## Task prompt:
Answer with a single number, the count of lines holding the word "reCAPTCHA".

___ Extracted records ___

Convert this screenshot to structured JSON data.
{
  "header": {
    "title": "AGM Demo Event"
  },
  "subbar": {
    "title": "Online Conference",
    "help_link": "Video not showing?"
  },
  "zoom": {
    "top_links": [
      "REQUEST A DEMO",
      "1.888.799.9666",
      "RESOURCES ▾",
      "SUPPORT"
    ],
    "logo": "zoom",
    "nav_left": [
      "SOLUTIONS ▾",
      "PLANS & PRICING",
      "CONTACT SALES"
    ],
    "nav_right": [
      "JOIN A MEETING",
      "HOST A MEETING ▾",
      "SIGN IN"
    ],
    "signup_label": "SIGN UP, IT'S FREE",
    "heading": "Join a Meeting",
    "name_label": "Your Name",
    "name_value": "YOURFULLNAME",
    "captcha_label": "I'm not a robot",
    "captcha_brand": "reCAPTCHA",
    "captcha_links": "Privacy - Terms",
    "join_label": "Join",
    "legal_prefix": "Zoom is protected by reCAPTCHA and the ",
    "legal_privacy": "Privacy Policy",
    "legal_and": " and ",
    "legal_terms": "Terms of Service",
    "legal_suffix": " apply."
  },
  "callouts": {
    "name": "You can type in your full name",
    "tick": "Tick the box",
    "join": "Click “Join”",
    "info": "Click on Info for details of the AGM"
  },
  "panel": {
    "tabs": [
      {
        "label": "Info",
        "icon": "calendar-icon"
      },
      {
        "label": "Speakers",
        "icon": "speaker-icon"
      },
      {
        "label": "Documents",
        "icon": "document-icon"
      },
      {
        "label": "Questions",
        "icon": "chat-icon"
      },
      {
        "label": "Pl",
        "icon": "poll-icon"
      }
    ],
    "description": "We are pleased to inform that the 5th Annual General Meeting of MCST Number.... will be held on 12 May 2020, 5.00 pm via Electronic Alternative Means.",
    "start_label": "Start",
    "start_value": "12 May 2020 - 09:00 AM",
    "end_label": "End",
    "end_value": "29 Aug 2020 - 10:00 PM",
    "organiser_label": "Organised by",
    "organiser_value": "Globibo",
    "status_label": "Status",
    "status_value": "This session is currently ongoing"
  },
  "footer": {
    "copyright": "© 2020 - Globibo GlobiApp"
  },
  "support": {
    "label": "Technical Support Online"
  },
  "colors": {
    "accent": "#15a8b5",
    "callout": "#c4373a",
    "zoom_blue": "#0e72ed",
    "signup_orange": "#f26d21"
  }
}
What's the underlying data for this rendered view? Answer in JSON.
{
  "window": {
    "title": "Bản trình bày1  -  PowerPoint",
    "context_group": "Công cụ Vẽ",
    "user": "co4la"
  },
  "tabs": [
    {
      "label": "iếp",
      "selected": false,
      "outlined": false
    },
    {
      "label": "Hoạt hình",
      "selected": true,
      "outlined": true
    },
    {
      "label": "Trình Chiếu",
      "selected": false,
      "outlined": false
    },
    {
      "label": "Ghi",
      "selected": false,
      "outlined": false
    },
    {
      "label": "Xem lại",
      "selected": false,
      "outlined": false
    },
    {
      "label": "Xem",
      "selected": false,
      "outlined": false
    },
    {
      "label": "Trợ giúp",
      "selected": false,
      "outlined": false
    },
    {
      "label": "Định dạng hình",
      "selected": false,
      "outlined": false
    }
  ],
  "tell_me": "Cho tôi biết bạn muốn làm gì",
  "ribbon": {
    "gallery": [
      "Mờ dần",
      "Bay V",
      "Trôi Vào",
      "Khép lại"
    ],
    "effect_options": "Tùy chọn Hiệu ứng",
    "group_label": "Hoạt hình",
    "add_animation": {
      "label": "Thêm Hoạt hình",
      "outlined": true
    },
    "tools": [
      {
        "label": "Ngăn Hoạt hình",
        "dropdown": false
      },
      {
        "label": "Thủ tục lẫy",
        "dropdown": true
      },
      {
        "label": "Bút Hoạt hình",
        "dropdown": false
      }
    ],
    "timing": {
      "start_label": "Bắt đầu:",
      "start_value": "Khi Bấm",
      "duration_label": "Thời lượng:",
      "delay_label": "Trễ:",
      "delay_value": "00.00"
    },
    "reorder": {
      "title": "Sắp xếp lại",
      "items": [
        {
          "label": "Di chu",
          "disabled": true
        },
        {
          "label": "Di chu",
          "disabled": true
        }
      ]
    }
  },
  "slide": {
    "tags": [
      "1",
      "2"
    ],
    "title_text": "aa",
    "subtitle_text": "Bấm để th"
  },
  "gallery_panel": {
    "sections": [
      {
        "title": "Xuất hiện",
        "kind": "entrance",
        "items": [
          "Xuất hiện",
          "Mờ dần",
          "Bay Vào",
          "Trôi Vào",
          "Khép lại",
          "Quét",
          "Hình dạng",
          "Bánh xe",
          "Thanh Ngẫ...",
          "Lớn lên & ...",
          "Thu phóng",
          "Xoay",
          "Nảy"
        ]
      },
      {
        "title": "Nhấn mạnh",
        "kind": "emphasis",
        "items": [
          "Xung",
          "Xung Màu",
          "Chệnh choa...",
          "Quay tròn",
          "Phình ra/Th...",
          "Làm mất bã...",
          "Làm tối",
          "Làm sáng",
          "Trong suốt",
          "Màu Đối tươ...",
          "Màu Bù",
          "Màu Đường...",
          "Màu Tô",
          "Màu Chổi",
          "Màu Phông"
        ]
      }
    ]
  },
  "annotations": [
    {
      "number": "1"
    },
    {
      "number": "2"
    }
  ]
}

___

## Solution:
2